- Given instruction: Separate out the lines that hold "pendant".
* * * * * * * * *
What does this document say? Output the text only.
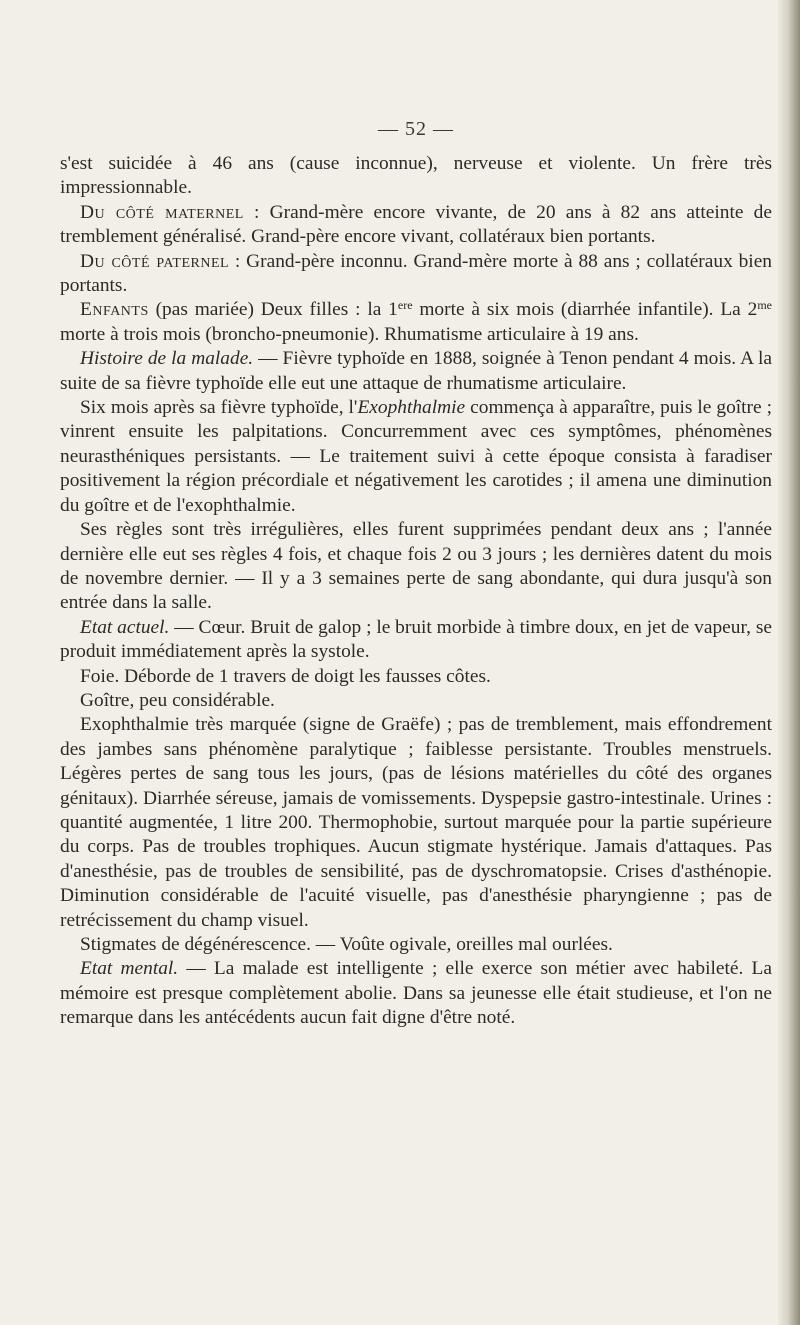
— 52 —

s'est suicidée à 46 ans (cause inconnue), nerveuse et violente. Un frère très impressionnable.

Du côté maternel : Grand-mère encore vivante, de 20 ans à 82 ans atteinte de tremblement généralisé. Grand-père encore vivant, collatéraux bien portants.

Du côté paternel : Grand-père inconnu. Grand-mère morte à 88 ans ; collatéraux bien portants.

Enfants (pas mariée) Deux filles : la 1ere morte à six mois (diarrhée infantile). La $2^{me}$ morte à trois mois (broncho-pneumonie). Rhumatisme articulaire à 19 ans.

Histoire de la malade. — Fièvre typhoïde en 1888, soignée à Tenon pendant 4 mois. A la suite de sa fièvre typhoïde elle eut une attaque de rhumatisme articulaire.

Six mois après sa fièvre typhoïde, l'Exophthalmie commença à apparaître, puis le goître ; vinrent ensuite les palpitations. Concurremment avec ces symptômes, phénomènes neurasthéniques persistants. — Le traitement suivi à cette époque consista à faradiser positivement la région précordiale et négativement les carotides ; il amena une diminution du goître et de l'exophthalmie.

Ses règles sont très irrégulières, elles furent supprimées pendant deux ans ; l'année dernière elle eut ses règles 4 fois, et chaque fois 2 ou 3 jours ; les dernières datent du mois de novembre dernier. — Il y a 3 semaines perte de sang abondante, qui dura jusqu'à son entrée dans la salle.

Etat actuel. — Cœur. Bruit de galop ; le bruit morbide à timbre doux, en jet de vapeur, se produit immédiatement après la systole.

Foie. Déborde de 1 travers de doigt les fausses côtes.

Goître, peu considérable.

Exophthalmie très marquée (signe de Graëfe) ; pas de tremblement, mais effondrement des jambes sans phénomène paralytique ; faiblesse persistante. Troubles menstruels. Légères pertes de sang tous les jours, (pas de lésions matérielles du côté des organes génitaux). Diarrhée séreuse, jamais de vomissements. Dyspepsie gastro-intestinale. Urines : quantité augmentée, 1 litre 200. Thermophobie, surtout marquée pour la partie supérieure du corps. Pas de troubles trophiques. Aucun stigmate hystérique. Jamais d'attaques. Pas d'anesthésie, pas de troubles de sensibilité, pas de dyschromatopsie. Crises d'asthénopie. Diminution considérable de l'acuité visuelle, pas d'anesthésie pharyngienne ; pas de retrécissement du champ visuel.

Stigmates de dégénérescence. — Voûte ogivale, oreilles mal ourlées.

Etat mental. — La malade est intelligente ; elle exerce son métier avec habileté. La mémoire est presque complètement abolie. Dans sa jeunesse elle était studieuse, et l'on ne remarque dans les antécédents aucun fait digne d'être noté.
* * * * * * * * *
- Expected output:
Histoire de la malade. — Fièvre typhoïde en 1888, soignée à Tenon pendant 4 mois. A la suite de sa fièvre typhoïde elle eut une attaque de rhumatisme articulaire.
Ses règles sont très irrégulières, elles furent supprimées pendant deux ans ; l'année dernière elle eut ses règles 4 fois, et chaque fois 2 ou 3 jours ; les dernières datent du mois de novembre dernier. — Il y a 3 semaines perte de sang abondante, qui dura jusqu'à son entrée dans la salle.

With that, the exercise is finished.